### Exercise materials:

• • • •

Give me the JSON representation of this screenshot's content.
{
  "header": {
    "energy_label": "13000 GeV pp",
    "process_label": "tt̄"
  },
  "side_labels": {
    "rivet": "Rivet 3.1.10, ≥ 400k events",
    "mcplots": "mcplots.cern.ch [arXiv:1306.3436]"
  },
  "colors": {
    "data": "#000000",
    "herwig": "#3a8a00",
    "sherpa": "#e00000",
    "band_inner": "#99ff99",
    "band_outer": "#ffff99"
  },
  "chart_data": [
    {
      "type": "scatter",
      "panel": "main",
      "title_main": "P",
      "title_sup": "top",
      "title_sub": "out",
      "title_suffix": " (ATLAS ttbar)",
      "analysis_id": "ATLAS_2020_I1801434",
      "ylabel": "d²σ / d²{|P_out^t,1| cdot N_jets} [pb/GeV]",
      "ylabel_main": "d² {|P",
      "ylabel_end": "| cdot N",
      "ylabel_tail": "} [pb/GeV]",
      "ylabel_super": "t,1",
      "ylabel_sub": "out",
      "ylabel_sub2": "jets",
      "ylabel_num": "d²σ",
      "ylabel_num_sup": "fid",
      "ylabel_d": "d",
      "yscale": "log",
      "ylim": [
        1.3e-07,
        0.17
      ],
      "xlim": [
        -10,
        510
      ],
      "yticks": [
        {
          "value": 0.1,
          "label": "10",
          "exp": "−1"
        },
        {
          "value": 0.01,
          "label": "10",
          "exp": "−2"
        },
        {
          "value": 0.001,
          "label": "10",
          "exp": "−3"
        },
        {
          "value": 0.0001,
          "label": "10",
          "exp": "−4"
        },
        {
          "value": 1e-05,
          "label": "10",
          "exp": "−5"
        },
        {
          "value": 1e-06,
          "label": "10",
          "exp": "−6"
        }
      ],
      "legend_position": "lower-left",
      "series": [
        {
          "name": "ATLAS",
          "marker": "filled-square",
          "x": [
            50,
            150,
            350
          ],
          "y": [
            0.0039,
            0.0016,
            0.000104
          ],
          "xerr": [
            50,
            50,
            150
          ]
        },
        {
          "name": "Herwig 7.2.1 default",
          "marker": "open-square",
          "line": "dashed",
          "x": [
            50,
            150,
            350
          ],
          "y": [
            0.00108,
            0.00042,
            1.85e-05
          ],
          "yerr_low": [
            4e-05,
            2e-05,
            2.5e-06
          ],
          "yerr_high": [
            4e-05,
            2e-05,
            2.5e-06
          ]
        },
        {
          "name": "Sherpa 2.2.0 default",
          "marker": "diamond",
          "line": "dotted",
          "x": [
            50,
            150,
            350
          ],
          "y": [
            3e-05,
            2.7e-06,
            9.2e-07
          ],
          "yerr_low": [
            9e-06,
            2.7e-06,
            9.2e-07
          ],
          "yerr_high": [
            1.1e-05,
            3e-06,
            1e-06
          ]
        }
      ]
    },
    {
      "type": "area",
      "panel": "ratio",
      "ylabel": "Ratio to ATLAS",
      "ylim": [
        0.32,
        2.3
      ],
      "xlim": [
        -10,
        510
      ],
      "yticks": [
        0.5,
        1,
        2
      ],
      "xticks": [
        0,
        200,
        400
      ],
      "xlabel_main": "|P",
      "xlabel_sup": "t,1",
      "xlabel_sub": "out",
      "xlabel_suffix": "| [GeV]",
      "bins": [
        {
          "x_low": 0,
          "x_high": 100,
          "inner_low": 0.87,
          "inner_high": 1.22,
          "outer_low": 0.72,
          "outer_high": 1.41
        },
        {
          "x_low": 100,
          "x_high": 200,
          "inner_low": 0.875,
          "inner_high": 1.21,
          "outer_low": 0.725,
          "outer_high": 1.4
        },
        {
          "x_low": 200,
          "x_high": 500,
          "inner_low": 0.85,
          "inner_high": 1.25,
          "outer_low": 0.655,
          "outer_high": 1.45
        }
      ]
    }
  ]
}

• • • •

### Goal of the exercise:
Print the listing above in its entirety, with every line exact.

### Solution for this exercise:
Give me the JSON representation of this screenshot's content.
{
  "header": {
    "energy_label": "13000 GeV pp",
    "process_label": "tt̄"
  },
  "side_labels": {
    "rivet": "Rivet 3.1.10, ≥ 400k events",
    "mcplots": "mcplots.cern.ch [arXiv:1306.3436]"
  },
  "colors": {
    "data": "#000000",
    "herwig": "#3a8a00",
    "sherpa": "#e00000",
    "band_inner": "#99ff99",
    "band_outer": "#ffff99"
  },
  "chart_data": [
    {
      "type": "scatter",
      "panel": "main",
      "title_main": "P",
      "title_sup": "top",
      "title_sub": "out",
      "title_suffix": " (ATLAS ttbar)",
      "analysis_id": "ATLAS_2020_I1801434",
      "ylabel": "d²σ / d²{|P_out^t,1| cdot N_jets} [pb/GeV]",
      "ylabel_main": "d² {|P",
      "ylabel_end": "| cdot N",
      "ylabel_tail": "} [pb/GeV]",
      "ylabel_super": "t,1",
      "ylabel_sub": "out",
      "ylabel_sub2": "jets",
      "ylabel_num": "d²σ",
      "ylabel_num_sup": "fid",
      "ylabel_d": "d",
      "yscale": "log",
      "ylim": [
        1.3e-07,
        0.17
      ],
      "xlim": [
        -10,
        510
      ],
      "yticks": [
        {
          "value": 0.1,
          "label": "10",
          "exp": "−1"
        },
        {
          "value": 0.01,
          "label": "10",
          "exp": "−2"
        },
        {
          "value": 0.001,
          "label": "10",
          "exp": "−3"
        },
        {
          "value": 0.0001,
          "label": "10",
          "exp": "−4"
        },
        {
          "value": 1e-05,
          "label": "10",
          "exp": "−5"
        },
        {
          "value": 1e-06,
          "label": "10",
          "exp": "−6"
        }
      ],
      "legend_position": "lower-left",
      "series": [
        {
          "name": "ATLAS",
          "marker": "filled-square",
          "x": [
            50,
            150,
            350
          ],
          "y": [
            0.0039,
            0.0016,
            0.000104
          ],
          "xerr": [
            50,
            50,
            150
          ]
        },
        {
          "name": "Herwig 7.2.1 default",
          "marker": "open-square",
          "line": "dashed",
          "x": [
            50,
            150,
            350
          ],
          "y": [
            0.00108,
            0.00042,
            1.85e-05
          ],
          "yerr_low": [
            4e-05,
            2e-05,
            2.5e-06
          ],
          "yerr_high": [
            4e-05,
            2e-05,
            2.5e-06
          ]
        },
        {
          "name": "Sherpa 2.2.0 default",
          "marker": "diamond",
          "line": "dotted",
          "x": [
            50,
            150,
            350
          ],
          "y": [
            3e-05,
            2.7e-06,
            9.2e-07
          ],
          "yerr_low": [
            9e-06,
            2.7e-06,
            9.2e-07
          ],
          "yerr_high": [
            1.1e-05,
            3e-06,
            1e-06
          ]
        }
      ]
    },
    {
      "type": "area",
      "panel": "ratio",
      "ylabel": "Ratio to ATLAS",
      "ylim": [
        0.32,
        2.3
      ],
      "xlim": [
        -10,
        510
      ],
      "yticks": [
        0.5,
        1,
        2
      ],
      "xticks": [
        0,
        200,
        400
      ],
      "xlabel_main": "|P",
      "xlabel_sup": "t,1",
      "xlabel_sub": "out",
      "xlabel_suffix": "| [GeV]",
      "bins": [
        {
          "x_low": 0,
          "x_high": 100,
          "inner_low": 0.87,
          "inner_high": 1.22,
          "outer_low": 0.72,
          "outer_high": 1.41
        },
        {
          "x_low": 100,
          "x_high": 200,
          "inner_low": 0.875,
          "inner_high": 1.21,
          "outer_low": 0.725,
          "outer_high": 1.4
        },
        {
          "x_low": 200,
          "x_high": 500,
          "inner_low": 0.85,
          "inner_high": 1.25,
          "outer_low": 0.655,
          "outer_high": 1.45
        }
      ]
    }
  ]
}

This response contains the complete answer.